### Given problem
Search the data below for the word "JSON" and copy each line that holds it.

### Records provided
--- Start ---
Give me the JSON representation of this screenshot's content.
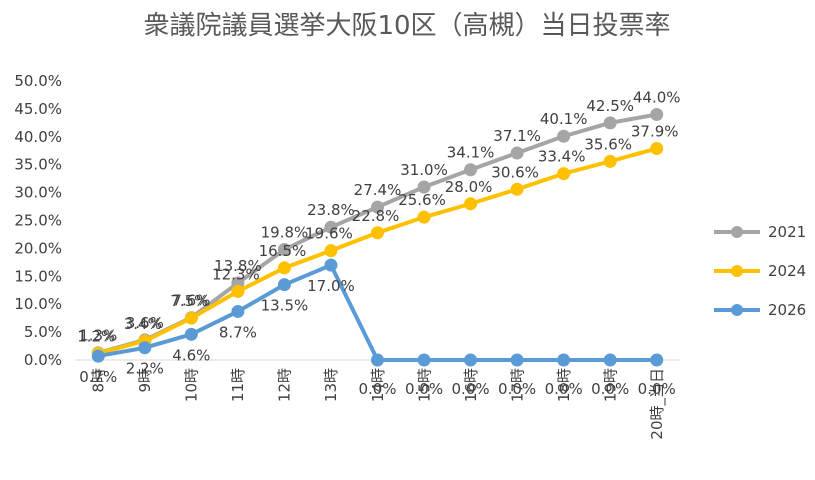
{
  "chart_data": {
    "type": "line",
    "title": "衆議院議員選挙大阪10区（高槻）当日投票率",
    "categories": [
      "8時",
      "9時",
      "10時",
      "11時",
      "12時",
      "13時",
      "14時",
      "15時",
      "16時",
      "17時",
      "18時",
      "19時",
      "20時_当日"
    ],
    "ylim": [
      0,
      50
    ],
    "yticks": [
      "0.0%",
      "5.0%",
      "10.0%",
      "15.0%",
      "20.0%",
      "25.0%",
      "30.0%",
      "35.0%",
      "40.0%",
      "45.0%",
      "50.0%"
    ],
    "grid": false,
    "legend_position": "right",
    "series": [
      {
        "name": "2021",
        "color": "#a5a5a5",
        "values": [
          1.3,
          3.6,
          7.6,
          13.8,
          19.8,
          23.8,
          27.4,
          31.0,
          34.1,
          37.1,
          40.1,
          42.5,
          44.0
        ],
        "labels": [
          "1.3%",
          "3.6%",
          "7.6%",
          "13.8%",
          "19.8%",
          "23.8%",
          "27.4%",
          "31.0%",
          "34.1%",
          "37.1%",
          "40.1%",
          "42.5%",
          "44.0%"
        ]
      },
      {
        "name": "2024",
        "color": "#ffc000",
        "values": [
          1.2,
          3.4,
          7.5,
          12.3,
          16.5,
          19.6,
          22.8,
          25.6,
          28.0,
          30.6,
          33.4,
          35.6,
          37.9
        ],
        "labels": [
          "1.2%",
          "3.4%",
          "7.5%",
          "12.3%",
          "16.5%",
          "19.6%",
          "22.8%",
          "25.6%",
          "28.0%",
          "30.6%",
          "33.4%",
          "35.6%",
          "37.9%"
        ]
      },
      {
        "name": "2026",
        "color": "#5b9bd5",
        "values": [
          0.7,
          2.2,
          4.6,
          8.7,
          13.5,
          17.0,
          0.0,
          0.0,
          0.0,
          0.0,
          0.0,
          0.0,
          0.0
        ],
        "labels": [
          "0.7%",
          "2.2%",
          "4.6%",
          "8.7%",
          "13.5%",
          "17.0%",
          "0.0%",
          "0.0%",
          "0.0%",
          "0.0%",
          "0.0%",
          "0.0%",
          "0.0%"
        ]
      }
    ]
  }
}
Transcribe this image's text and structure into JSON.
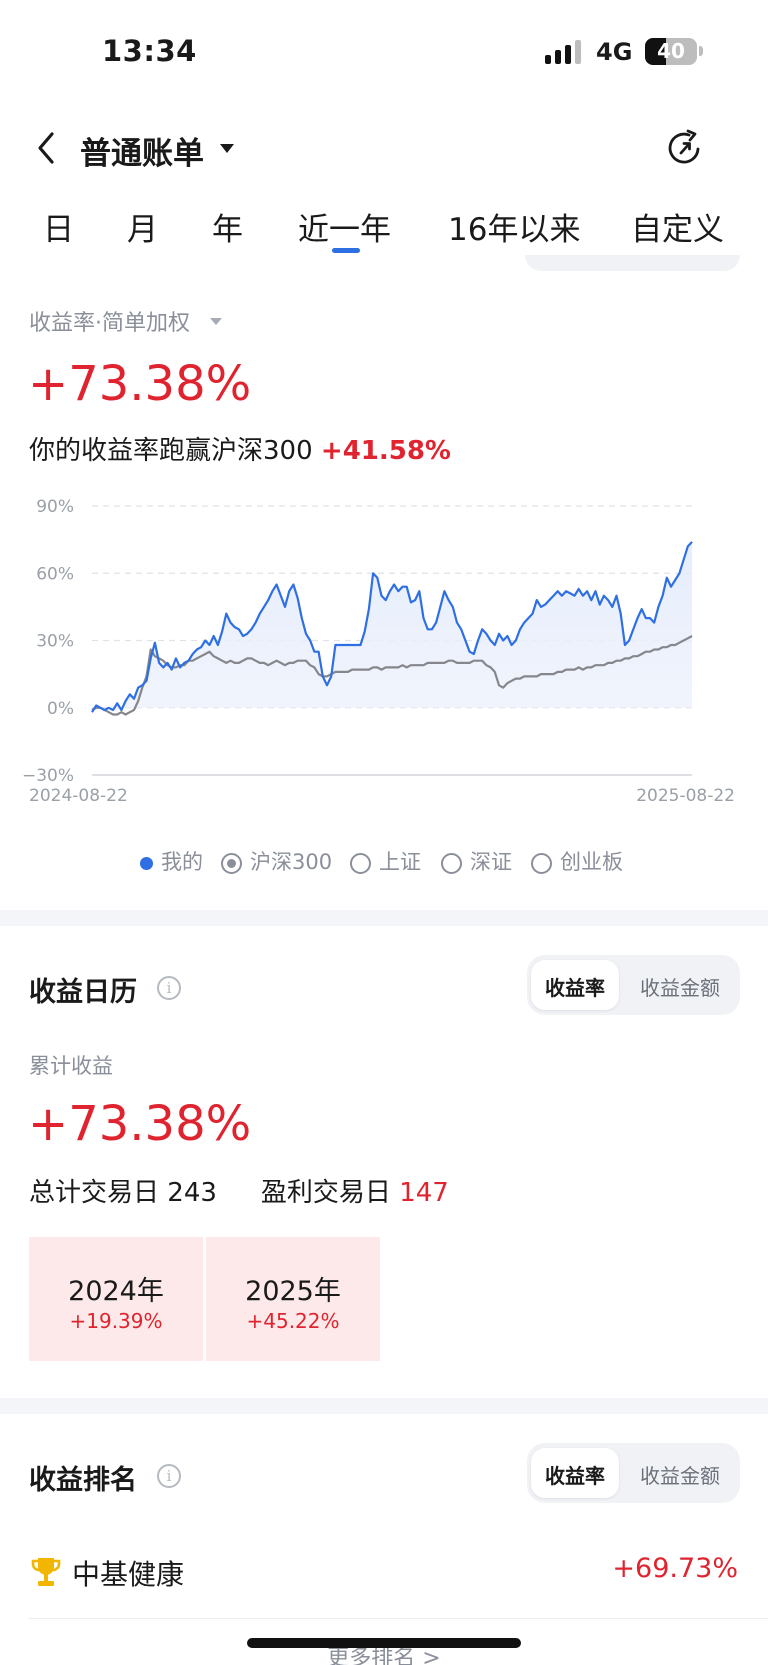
{
  "status_bar": {
    "time": "13:34",
    "network": "4G",
    "battery": "40"
  },
  "header": {
    "title": "普通账单"
  },
  "tabs": [
    "日",
    "月",
    "年",
    "近一年",
    "16年以来",
    "自定义"
  ],
  "active_tab": "近一年",
  "returns": {
    "label": "收益率·简单加权",
    "value": "+73.38%",
    "beat_text": "你的收益率跑赢沪深300",
    "beat_value": "+41.58%"
  },
  "chart_data": {
    "type": "line",
    "y_ticks": [
      "90%",
      "60%",
      "30%",
      "0%",
      "−30%"
    ],
    "ylim": [
      -30,
      90
    ],
    "x_start_label": "2024-08-22",
    "x_end_label": "2025-08-22",
    "series": [
      {
        "name": "我的",
        "color": "#2f6fe4",
        "values": [
          -2,
          1,
          0,
          -1,
          0,
          -1,
          2,
          -1,
          3,
          6,
          4,
          9,
          10,
          12,
          22,
          29,
          20,
          18,
          20,
          17,
          22,
          18,
          20,
          21,
          24,
          26,
          27,
          30,
          28,
          32,
          28,
          34,
          42,
          38,
          36,
          35,
          32,
          33,
          35,
          38,
          42,
          45,
          48,
          52,
          55,
          50,
          45,
          52,
          55,
          49,
          40,
          33,
          30,
          25,
          25,
          14,
          10,
          14,
          28,
          28,
          28,
          28,
          28,
          28,
          28,
          34,
          44,
          60,
          58,
          50,
          48,
          52,
          55,
          52,
          54,
          54,
          47,
          48,
          52,
          40,
          35,
          35,
          38,
          45,
          52,
          48,
          45,
          38,
          35,
          30,
          25,
          24,
          30,
          35,
          33,
          30,
          28,
          33,
          30,
          32,
          28,
          30,
          35,
          38,
          40,
          42,
          48,
          45,
          46,
          48,
          50,
          52,
          50,
          52,
          51,
          50,
          53,
          50,
          52,
          48,
          52,
          46,
          50,
          48,
          45,
          50,
          42,
          28,
          30,
          35,
          40,
          44,
          40,
          40,
          38,
          45,
          50,
          58,
          54,
          57,
          60,
          66,
          72,
          74
        ]
      },
      {
        "name": "沪深300",
        "color": "#85878c",
        "values": [
          -1,
          0,
          0,
          -1,
          -2,
          -3,
          -3,
          -2,
          -3,
          -2,
          -1,
          3,
          9,
          14,
          26,
          23,
          22,
          21,
          19,
          18,
          18,
          19,
          19,
          21,
          21,
          22,
          23,
          24,
          25,
          23,
          22,
          21,
          20,
          21,
          20,
          20,
          21,
          22,
          22,
          21,
          20,
          20,
          19,
          20,
          21,
          20,
          19,
          20,
          20,
          21,
          21,
          21,
          19,
          18,
          15,
          14,
          14,
          15,
          16,
          16,
          16,
          16,
          17,
          17,
          17,
          17,
          17,
          18,
          18,
          17,
          18,
          18,
          18,
          18,
          19,
          18,
          19,
          19,
          19,
          19,
          20,
          20,
          20,
          20,
          20,
          21,
          21,
          20,
          20,
          20,
          20,
          21,
          21,
          21,
          19,
          18,
          16,
          10,
          9,
          11,
          12,
          13,
          13,
          14,
          14,
          14,
          14,
          15,
          15,
          15,
          15,
          16,
          16,
          17,
          17,
          17,
          18,
          17,
          18,
          18,
          19,
          19,
          19,
          20,
          20,
          21,
          21,
          22,
          22,
          23,
          23,
          24,
          25,
          25,
          26,
          26,
          27,
          27,
          28,
          28,
          29,
          30,
          31,
          32
        ]
      }
    ],
    "legend": [
      "我的",
      "沪深300",
      "上证",
      "深证",
      "创业板"
    ],
    "legend_selected": "沪深300",
    "grid": true
  },
  "calendar": {
    "title": "收益日历",
    "info_glyph": "i",
    "toggle": [
      "收益率",
      "收益金额"
    ],
    "cumulative_label": "累计收益",
    "cumulative_value": "+73.38%",
    "total_days_label": "总计交易日",
    "total_days": "243",
    "profit_days_label": "盈利交易日",
    "profit_days": "147",
    "years": [
      {
        "year": "2024年",
        "pct": "+19.39%"
      },
      {
        "year": "2025年",
        "pct": "+45.22%"
      }
    ]
  },
  "ranking": {
    "title": "收益排名",
    "info_glyph": "i",
    "toggle": [
      "收益率",
      "收益金额"
    ],
    "items": [
      {
        "name": "中基健康",
        "pct": "+69.73%"
      }
    ],
    "more": "更多排名 >"
  },
  "colors": {
    "accent": "#2f6fe4",
    "up": "#e0242f",
    "benchmark": "#85878c"
  }
}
--- End ---
### Exercise result
Give me the JSON representation of this screenshot's content.
Transcribe this image's text and structure into JSON.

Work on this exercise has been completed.